GOAL:
Leave out the pictures and restate the rest of the data exactly.

Dataset entries:

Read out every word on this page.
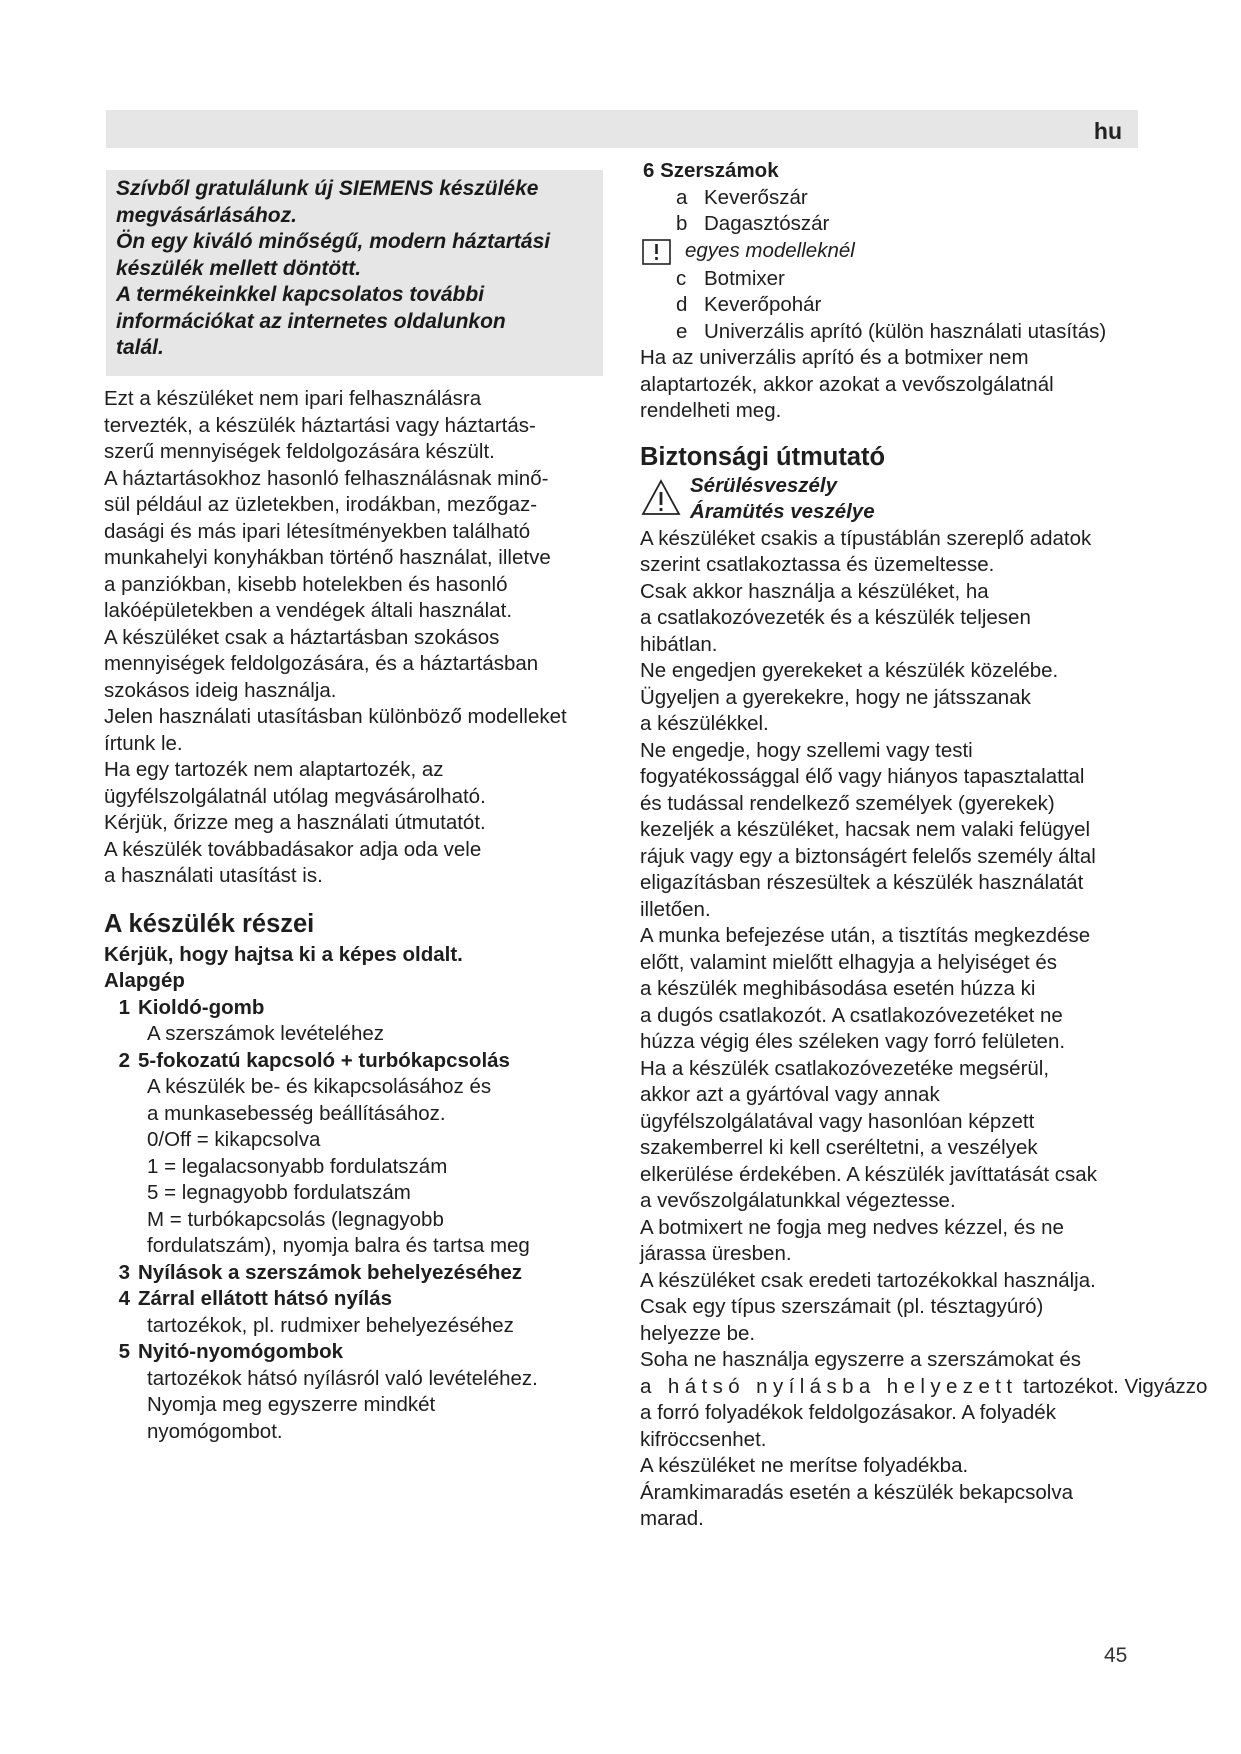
hu

Szívből gratulálunk új SIEMENS készüléke

megvásárlásához.

Ön egy kiváló minőségű, modern háztartási

készülék mellett döntött.

A termékeinkkel kapcsolatos további

információkat az internetes oldalunkon

talál.

Ezt a készüléket nem ipari felhasználásra

tervezték, a készülék háztartási vagy háztartás-

szerű mennyiségek feldolgozására készült.

A háztartásokhoz hasonló felhasználásnak minő-

sül például az üzletekben, irodákban, mezőgaz-

dasági és más ipari létesítményekben található

munkahelyi konyhákban történő használat, illetve

a panziókban, kisebb hotelekben és hasonló

lakóépületekben a vendégek általi használat.

A készüléket csak a háztartásban szokásos

mennyiségek feldolgozására, és a háztartásban

szokásos ideig használja.

Jelen használati utasításban különböző modelleket

írtunk le.

Ha egy tartozék nem alaptartozék, az

ügyfélszolgálatnál utólag megvásárolható.

Kérjük, őrizze meg a használati útmutatót.

A készülék továbbadásakor adja oda vele

a használati utasítást is.

A készülék részei

Kérjük, hogy hajtsa ki a képes oldalt.

Alapgép

1 Kioldó-gomb

A szerszámok levételéhez

2 5-fokozatú kapcsoló + turbókapcsolás

A készülék be- és kikapcsolásához és

a munkasebesség beállításához.

0/Off = kikapcsolva

1 = legalacsonyabb fordulatszám

5 = legnagyobb fordulatszám

M = turbókapcsolás (legnagyobb

fordulatszám), nyomja balra és tartsa meg

3 Nyílások a szerszámok behelyezéséhez
4 Zárral ellátott hátsó nyílás

tartozékok, pl. rudmixer behelyezéséhez

5 Nyitó-nyomógombok

tartozékok hátsó nyílásról való levételéhez.

Nyomja meg egyszerre mindkét

nyomógombot.

6 Szerszámok

a Keverőszár
b Dagasztószár
egyes modelleknél
c Botmixer
d Keverőpohár
e Univerzális aprító (külön használati utasítás)

Ha az univerzális aprító és a botmixer nem

alaptartozék, akkor azokat a vevőszolgálatnál

rendelheti meg.

Biztonsági útmutató

Sérülésveszély

Áramütés veszélye

A készüléket csakis a típustáblán szereplő adatok

szerint csatlakoztassa és üzemeltesse.

Csak akkor használja a készüléket, ha

a csatlakozóvezeték és a készülék teljesen

hibátlan.

Ne engedjen gyerekeket a készülék közelébe.

Ügyeljen a gyerekekre, hogy ne játsszanak

a készülékkel.

Ne engedje, hogy szellemi vagy testi

fogyatékossággal élő vagy hiányos tapasztalattal

és tudással rendelkező személyek (gyerekek)

kezeljék a készüléket, hacsak nem valaki felügyel

rájuk vagy egy a biztonságért felelős személy által

eligazításban részesültek a készülék használatát

illetően.

A munka befejezése után, a tisztítás megkezdése

előtt, valamint mielőtt elhagyja a helyiséget és

a készülék meghibásodása esetén húzza ki

a dugós csatlakozót. A csatlakozóvezetéket ne

húzza végig éles széleken vagy forró felületen.

Ha a készülék csatlakozóvezetéke megsérül,

akkor azt a gyártóval vagy annak

ügyfélszolgálatával vagy hasonlóan képzett

szakemberrel ki kell cseréltetni, a veszélyek

elkerülése érdekében. A készülék javíttatását csak

a vevőszolgálatunkkal végeztesse.

A botmixert ne fogja meg nedves kézzel, és ne

járassa üresben.

A készüléket csak eredeti tartozékokkal használja.

Csak egy típus szerszámait (pl. tésztagyúró)

helyezze be.

Soha ne használja egyszerre a szerszámokat és

a hátsó nyílásba helyezett tartozékot. Vigyázzo

a forró folyadékok feldolgozásakor. A folyadék

kifröccsenhet.

A készüléket ne merítse folyadékba.

Áramkimaradás esetén a készülék bekapcsolva

marad.

45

SOLUTION FOR THIS EXERCISE:
Read out every word on this page.
hu

Szívből gratulálunk új SIEMENS készüléke

megvásárlásához.

Ön egy kiváló minőségű, modern háztartási

készülék mellett döntött.

A termékeinkkel kapcsolatos további

információkat az internetes oldalunkon

talál.

Ezt a készüléket nem ipari felhasználásra

tervezték, a készülék háztartási vagy háztartás-

szerű mennyiségek feldolgozására készült.

A háztartásokhoz hasonló felhasználásnak minő-

sül például az üzletekben, irodákban, mezőgaz-

dasági és más ipari létesítményekben található

munkahelyi konyhákban történő használat, illetve

a panziókban, kisebb hotelekben és hasonló

lakóépületekben a vendégek általi használat.

A készüléket csak a háztartásban szokásos

mennyiségek feldolgozására, és a háztartásban

szokásos ideig használja.

Jelen használati utasításban különböző modelleket

írtunk le.

Ha egy tartozék nem alaptartozék, az

ügyfélszolgálatnál utólag megvásárolható.

Kérjük, őrizze meg a használati útmutatót.

A készülék továbbadásakor adja oda vele

a használati utasítást is.

A készülék részei

Kérjük, hogy hajtsa ki a képes oldalt.

Alapgép

1 Kioldó-gomb

A szerszámok levételéhez

2 5-fokozatú kapcsoló + turbókapcsolás

A készülék be- és kikapcsolásához és

a munkasebesség beállításához.

0/Off = kikapcsolva

1 = legalacsonyabb fordulatszám

5 = legnagyobb fordulatszám

M = turbókapcsolás (legnagyobb

fordulatszám), nyomja balra és tartsa meg

3 Nyílások a szerszámok behelyezéséhez
4 Zárral ellátott hátsó nyílás

tartozékok, pl. rudmixer behelyezéséhez

5 Nyitó-nyomógombok

tartozékok hátsó nyílásról való levételéhez.

Nyomja meg egyszerre mindkét

nyomógombot.

6 Szerszámok

a Keverőszár
b Dagasztószár
egyes modelleknél
c Botmixer
d Keverőpohár
e Univerzális aprító (külön használati utasítás)

Ha az univerzális aprító és a botmixer nem

alaptartozék, akkor azokat a vevőszolgálatnál

rendelheti meg.

Biztonsági útmutató

Sérülésveszély

Áramütés veszélye

A készüléket csakis a típustáblán szereplő adatok

szerint csatlakoztassa és üzemeltesse.

Csak akkor használja a készüléket, ha

a csatlakozóvezeték és a készülék teljesen

hibátlan.

Ne engedjen gyerekeket a készülék közelébe.

Ügyeljen a gyerekekre, hogy ne játsszanak

a készülékkel.

Ne engedje, hogy szellemi vagy testi

fogyatékossággal élő vagy hiányos tapasztalattal

és tudással rendelkező személyek (gyerekek)

kezeljék a készüléket, hacsak nem valaki felügyel

rájuk vagy egy a biztonságért felelős személy által

eligazításban részesültek a készülék használatát

illetően.

A munka befejezése után, a tisztítás megkezdése

előtt, valamint mielőtt elhagyja a helyiséget és

a készülék meghibásodása esetén húzza ki

a dugós csatlakozót. A csatlakozóvezetéket ne

húzza végig éles széleken vagy forró felületen.

Ha a készülék csatlakozóvezetéke megsérül,

akkor azt a gyártóval vagy annak

ügyfélszolgálatával vagy hasonlóan képzett

szakemberrel ki kell cseréltetni, a veszélyek

elkerülése érdekében. A készülék javíttatását csak

a vevőszolgálatunkkal végeztesse.

A botmixert ne fogja meg nedves kézzel, és ne

járassa üresben.

A készüléket csak eredeti tartozékokkal használja.

Csak egy típus szerszámait (pl. tésztagyúró)

helyezze be.

Soha ne használja egyszerre a szerszámokat és

a hátsó nyílásba helyezett tartozékot. Vigyázzo

a forró folyadékok feldolgozásakor. A folyadék

kifröccsenhet.

A készüléket ne merítse folyadékba.

Áramkimaradás esetén a készülék bekapcsolva

marad.

45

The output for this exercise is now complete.